▶ [EXTRACTED DATA]
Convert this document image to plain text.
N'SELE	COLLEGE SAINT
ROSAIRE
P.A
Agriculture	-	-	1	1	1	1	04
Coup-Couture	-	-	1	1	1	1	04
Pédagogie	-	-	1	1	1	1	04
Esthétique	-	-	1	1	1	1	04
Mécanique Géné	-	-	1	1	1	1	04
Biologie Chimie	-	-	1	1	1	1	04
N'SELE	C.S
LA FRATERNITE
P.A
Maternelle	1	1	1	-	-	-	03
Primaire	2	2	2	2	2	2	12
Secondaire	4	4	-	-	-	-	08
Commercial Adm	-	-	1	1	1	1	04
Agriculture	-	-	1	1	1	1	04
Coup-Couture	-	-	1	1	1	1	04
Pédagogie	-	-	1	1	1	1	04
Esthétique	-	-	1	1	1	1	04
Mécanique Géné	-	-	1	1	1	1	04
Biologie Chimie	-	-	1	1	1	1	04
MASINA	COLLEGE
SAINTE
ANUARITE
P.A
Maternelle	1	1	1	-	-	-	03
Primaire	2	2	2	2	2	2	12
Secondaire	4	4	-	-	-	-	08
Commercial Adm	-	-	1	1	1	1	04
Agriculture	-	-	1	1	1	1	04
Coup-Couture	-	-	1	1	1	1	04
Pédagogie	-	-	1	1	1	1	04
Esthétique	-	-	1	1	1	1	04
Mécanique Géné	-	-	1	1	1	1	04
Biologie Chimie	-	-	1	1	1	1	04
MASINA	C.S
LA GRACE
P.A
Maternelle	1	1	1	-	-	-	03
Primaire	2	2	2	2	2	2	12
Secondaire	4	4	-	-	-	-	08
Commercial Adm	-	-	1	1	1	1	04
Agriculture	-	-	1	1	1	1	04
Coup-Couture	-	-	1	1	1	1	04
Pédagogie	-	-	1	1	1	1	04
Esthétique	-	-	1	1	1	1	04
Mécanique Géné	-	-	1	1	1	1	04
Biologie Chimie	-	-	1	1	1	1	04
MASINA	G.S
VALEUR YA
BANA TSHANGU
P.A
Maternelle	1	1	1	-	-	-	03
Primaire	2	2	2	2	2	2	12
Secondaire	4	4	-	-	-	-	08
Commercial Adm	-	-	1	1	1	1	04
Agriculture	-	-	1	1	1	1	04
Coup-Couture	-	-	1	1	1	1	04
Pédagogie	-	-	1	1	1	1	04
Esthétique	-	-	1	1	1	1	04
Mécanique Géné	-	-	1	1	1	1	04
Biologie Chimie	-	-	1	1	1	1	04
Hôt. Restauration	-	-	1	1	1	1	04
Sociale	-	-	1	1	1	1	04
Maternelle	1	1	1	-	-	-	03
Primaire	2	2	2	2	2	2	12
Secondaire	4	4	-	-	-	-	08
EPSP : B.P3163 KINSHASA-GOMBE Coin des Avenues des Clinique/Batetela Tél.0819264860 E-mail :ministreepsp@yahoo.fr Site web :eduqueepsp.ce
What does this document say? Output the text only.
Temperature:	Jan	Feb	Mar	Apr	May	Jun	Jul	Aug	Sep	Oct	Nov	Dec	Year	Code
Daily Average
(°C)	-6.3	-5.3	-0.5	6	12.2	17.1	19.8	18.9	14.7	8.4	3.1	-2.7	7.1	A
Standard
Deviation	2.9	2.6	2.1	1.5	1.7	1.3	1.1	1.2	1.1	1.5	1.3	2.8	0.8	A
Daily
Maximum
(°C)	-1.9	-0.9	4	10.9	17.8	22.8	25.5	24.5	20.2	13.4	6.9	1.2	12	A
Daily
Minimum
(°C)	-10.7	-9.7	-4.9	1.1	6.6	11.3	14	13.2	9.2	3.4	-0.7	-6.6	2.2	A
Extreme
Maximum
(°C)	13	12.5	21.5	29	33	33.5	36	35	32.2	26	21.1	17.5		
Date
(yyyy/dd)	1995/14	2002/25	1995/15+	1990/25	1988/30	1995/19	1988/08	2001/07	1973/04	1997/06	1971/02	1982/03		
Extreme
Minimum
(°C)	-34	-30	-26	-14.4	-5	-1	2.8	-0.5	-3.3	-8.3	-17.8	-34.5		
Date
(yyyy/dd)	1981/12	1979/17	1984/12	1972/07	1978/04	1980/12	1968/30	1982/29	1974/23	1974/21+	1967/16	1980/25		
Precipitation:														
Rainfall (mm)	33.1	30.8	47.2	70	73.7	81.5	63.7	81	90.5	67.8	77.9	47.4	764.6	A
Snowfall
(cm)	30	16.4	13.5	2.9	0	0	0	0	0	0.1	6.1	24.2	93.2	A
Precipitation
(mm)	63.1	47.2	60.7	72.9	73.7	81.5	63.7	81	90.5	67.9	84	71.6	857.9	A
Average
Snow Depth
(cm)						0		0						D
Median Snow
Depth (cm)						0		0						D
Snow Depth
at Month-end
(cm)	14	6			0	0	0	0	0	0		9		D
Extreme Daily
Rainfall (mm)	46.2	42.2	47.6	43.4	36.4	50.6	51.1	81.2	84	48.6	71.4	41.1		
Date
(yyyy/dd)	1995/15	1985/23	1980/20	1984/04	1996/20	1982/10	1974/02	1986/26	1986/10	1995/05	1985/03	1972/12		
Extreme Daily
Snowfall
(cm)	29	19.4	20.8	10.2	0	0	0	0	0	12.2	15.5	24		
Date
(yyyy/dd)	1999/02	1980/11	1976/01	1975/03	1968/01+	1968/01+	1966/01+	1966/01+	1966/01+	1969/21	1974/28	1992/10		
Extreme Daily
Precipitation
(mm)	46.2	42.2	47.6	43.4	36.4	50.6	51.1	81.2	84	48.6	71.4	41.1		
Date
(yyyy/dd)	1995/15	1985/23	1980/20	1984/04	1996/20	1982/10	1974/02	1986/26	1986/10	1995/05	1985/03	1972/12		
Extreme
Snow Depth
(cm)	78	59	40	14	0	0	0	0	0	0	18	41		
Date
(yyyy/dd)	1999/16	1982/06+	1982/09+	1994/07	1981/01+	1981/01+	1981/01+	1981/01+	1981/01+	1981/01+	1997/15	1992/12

▶ [GIVEN INSTRUCTION]
Across the entries, how many lines contain "Rainfall"? Reply with the number only.

▶ [OUTPUT BELOW]
2